__What needs to be done__. State how many lines of the entries hold the string "this", and nothing more.

..........

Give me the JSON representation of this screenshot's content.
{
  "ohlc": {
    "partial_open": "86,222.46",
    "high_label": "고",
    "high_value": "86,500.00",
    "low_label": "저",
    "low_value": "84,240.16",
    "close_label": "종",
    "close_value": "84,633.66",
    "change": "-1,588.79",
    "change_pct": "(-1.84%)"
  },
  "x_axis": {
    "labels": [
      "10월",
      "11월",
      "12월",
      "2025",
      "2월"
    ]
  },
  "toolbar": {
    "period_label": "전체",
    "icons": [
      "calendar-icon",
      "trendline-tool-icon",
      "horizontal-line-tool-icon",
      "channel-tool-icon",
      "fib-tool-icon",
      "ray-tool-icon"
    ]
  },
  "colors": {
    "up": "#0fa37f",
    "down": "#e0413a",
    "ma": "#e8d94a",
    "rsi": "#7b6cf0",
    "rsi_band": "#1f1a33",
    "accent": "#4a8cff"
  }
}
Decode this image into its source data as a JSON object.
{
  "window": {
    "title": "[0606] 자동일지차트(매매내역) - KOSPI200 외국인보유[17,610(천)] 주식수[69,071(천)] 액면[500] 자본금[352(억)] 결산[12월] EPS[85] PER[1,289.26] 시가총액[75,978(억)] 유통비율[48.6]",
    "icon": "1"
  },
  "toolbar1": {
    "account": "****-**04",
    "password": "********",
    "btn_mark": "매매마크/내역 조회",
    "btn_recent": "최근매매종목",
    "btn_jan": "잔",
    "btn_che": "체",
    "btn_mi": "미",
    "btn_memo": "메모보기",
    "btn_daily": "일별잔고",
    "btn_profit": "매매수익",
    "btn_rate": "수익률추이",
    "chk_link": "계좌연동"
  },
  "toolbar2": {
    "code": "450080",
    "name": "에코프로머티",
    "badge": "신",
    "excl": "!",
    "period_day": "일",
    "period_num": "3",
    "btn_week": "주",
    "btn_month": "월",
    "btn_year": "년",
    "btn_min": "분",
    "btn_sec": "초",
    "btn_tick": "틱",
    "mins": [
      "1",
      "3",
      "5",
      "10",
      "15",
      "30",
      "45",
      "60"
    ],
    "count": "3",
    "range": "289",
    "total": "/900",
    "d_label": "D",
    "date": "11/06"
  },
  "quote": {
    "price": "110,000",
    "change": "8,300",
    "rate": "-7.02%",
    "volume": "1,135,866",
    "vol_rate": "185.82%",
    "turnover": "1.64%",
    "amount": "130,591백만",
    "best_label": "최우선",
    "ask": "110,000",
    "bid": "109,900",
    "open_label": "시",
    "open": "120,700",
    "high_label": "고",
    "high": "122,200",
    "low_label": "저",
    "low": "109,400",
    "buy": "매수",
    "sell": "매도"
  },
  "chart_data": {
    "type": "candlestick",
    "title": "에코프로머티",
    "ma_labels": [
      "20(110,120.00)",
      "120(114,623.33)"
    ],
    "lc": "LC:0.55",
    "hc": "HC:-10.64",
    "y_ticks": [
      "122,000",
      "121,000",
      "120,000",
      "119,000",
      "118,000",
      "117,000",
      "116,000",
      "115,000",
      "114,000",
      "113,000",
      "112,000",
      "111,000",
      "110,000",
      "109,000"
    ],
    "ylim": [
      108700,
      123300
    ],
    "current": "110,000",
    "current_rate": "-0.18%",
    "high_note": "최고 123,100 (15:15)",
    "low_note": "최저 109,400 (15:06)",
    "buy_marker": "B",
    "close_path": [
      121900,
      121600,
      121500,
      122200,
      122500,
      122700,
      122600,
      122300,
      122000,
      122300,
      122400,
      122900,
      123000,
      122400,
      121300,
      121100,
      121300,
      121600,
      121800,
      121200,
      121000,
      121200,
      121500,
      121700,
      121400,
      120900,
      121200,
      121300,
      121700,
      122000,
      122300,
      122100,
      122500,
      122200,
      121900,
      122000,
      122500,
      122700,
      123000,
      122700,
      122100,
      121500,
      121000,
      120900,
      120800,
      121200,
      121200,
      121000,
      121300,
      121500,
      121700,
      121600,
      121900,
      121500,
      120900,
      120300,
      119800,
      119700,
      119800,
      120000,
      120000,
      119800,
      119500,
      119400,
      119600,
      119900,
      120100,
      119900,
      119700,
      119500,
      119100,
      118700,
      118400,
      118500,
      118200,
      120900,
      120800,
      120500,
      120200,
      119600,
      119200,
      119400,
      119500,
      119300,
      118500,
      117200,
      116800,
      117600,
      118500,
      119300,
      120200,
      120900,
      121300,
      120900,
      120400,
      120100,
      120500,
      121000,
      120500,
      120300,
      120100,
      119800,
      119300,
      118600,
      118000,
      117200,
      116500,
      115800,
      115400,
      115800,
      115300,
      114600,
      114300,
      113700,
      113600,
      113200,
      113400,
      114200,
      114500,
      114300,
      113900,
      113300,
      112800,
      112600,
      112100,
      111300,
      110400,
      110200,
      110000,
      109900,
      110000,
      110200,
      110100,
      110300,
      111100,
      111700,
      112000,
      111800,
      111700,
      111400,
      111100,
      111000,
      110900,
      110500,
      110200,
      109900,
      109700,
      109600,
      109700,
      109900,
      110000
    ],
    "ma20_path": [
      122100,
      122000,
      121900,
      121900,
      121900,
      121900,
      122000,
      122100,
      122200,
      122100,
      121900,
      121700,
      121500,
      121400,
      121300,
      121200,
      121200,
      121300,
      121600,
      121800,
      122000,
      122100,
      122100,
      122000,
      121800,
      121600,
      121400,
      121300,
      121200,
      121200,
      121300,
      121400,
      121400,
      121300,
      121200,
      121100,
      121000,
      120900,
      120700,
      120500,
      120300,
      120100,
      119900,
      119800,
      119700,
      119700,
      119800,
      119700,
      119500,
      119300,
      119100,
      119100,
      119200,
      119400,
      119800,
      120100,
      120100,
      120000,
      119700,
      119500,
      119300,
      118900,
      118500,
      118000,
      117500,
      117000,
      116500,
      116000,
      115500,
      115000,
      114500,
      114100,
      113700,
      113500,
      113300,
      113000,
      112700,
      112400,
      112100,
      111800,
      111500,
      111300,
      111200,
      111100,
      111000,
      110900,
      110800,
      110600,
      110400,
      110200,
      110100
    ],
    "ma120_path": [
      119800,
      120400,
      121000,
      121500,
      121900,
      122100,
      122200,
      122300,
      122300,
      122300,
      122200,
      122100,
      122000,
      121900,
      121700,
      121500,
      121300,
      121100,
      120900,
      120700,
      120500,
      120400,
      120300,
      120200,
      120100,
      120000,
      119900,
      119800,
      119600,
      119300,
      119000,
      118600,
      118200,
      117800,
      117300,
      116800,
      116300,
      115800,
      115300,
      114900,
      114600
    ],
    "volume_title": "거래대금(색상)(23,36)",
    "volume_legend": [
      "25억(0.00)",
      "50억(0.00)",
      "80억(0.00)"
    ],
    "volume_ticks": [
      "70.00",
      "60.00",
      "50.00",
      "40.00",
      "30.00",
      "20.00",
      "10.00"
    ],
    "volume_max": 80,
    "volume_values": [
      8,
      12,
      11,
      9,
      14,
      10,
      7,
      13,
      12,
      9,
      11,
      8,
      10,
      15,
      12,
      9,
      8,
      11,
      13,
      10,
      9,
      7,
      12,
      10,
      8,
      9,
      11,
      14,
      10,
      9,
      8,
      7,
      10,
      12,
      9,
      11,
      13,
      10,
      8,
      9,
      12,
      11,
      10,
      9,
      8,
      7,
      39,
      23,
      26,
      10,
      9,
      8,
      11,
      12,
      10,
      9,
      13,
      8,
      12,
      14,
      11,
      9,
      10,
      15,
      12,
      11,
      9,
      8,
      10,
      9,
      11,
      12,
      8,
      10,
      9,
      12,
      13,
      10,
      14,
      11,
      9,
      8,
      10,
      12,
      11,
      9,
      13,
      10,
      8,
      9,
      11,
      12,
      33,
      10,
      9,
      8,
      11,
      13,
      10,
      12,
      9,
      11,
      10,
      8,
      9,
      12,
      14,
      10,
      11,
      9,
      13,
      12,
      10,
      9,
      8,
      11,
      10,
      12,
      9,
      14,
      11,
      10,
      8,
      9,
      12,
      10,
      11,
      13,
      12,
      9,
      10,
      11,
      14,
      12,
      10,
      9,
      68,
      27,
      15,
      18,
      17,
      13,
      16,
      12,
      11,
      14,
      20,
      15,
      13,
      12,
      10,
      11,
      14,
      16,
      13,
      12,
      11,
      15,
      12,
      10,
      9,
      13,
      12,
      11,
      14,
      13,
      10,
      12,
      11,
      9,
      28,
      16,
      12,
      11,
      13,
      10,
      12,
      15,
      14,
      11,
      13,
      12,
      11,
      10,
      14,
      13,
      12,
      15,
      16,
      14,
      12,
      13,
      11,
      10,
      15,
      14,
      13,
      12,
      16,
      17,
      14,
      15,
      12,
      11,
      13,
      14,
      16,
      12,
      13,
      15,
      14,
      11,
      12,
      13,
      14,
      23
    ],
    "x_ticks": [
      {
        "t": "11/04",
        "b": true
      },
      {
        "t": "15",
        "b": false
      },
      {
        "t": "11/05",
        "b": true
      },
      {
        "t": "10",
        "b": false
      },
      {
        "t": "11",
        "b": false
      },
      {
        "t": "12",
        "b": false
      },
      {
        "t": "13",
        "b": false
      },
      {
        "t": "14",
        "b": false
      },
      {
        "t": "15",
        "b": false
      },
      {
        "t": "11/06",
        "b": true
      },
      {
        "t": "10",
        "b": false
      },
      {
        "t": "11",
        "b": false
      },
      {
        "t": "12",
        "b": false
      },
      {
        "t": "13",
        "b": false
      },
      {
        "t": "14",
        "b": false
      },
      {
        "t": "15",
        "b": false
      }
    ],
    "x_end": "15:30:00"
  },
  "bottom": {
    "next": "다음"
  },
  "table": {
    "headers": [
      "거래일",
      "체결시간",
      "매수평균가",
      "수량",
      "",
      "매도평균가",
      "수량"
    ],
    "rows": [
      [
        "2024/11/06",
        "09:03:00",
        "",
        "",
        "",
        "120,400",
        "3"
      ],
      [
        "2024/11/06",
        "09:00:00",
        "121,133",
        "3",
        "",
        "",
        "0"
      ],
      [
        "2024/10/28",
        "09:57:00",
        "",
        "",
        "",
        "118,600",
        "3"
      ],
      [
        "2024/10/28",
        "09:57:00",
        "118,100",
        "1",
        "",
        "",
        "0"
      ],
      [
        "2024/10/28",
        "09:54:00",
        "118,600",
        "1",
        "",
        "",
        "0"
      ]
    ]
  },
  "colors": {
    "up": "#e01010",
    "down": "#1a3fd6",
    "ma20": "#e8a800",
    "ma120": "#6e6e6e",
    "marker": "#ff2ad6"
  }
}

..........

__Solved exercise__. 2